#### Given task
Write out the listing beneath this instruction in its entirety, exactly as it reads.

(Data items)
▬▬▬▬▬▬

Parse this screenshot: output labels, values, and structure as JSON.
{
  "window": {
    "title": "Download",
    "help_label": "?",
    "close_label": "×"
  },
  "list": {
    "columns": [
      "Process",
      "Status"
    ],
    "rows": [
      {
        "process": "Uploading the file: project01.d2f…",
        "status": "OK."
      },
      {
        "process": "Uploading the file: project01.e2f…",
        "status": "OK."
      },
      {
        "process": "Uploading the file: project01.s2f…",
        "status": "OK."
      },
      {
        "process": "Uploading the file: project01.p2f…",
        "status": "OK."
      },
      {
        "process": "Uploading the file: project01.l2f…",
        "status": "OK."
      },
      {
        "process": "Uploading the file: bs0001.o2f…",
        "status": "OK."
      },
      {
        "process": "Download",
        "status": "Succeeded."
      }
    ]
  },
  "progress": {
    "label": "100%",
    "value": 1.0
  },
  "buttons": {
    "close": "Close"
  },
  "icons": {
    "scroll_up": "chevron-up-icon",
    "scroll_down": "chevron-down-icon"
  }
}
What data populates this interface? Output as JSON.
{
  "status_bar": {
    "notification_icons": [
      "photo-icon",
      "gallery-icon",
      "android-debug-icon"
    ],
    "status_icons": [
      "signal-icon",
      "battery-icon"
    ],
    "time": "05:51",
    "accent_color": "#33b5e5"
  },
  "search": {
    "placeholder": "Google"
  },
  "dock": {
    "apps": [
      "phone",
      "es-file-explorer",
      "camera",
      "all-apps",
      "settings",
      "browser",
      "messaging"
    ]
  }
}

▬▬▬▬▬▬

#### Correct answer
Parse this screenshot: output labels, values, and structure as JSON.
{
  "window": {
    "title": "Download",
    "help_label": "?",
    "close_label": "×"
  },
  "list": {
    "columns": [
      "Process",
      "Status"
    ],
    "rows": [
      {
        "process": "Uploading the file: project01.d2f…",
        "status": "OK."
      },
      {
        "process": "Uploading the file: project01.e2f…",
        "status": "OK."
      },
      {
        "process": "Uploading the file: project01.s2f…",
        "status": "OK."
      },
      {
        "process": "Uploading the file: project01.p2f…",
        "status": "OK."
      },
      {
        "process": "Uploading the file: project01.l2f…",
        "status": "OK."
      },
      {
        "process": "Uploading the file: bs0001.o2f…",
        "status": "OK."
      },
      {
        "process": "Download",
        "status": "Succeeded."
      }
    ]
  },
  "progress": {
    "label": "100%",
    "value": 1.0
  },
  "buttons": {
    "close": "Close"
  },
  "icons": {
    "scroll_up": "chevron-up-icon",
    "scroll_down": "chevron-down-icon"
  }
}
What data populates this interface? Output as JSON.
{
  "status_bar": {
    "notification_icons": [
      "photo-icon",
      "gallery-icon",
      "android-debug-icon"
    ],
    "status_icons": [
      "signal-icon",
      "battery-icon"
    ],
    "time": "05:51",
    "accent_color": "#33b5e5"
  },
  "search": {
    "placeholder": "Google"
  },
  "dock": {
    "apps": [
      "phone",
      "es-file-explorer",
      "camera",
      "all-apps",
      "settings",
      "browser",
      "messaging"
    ]
  }
}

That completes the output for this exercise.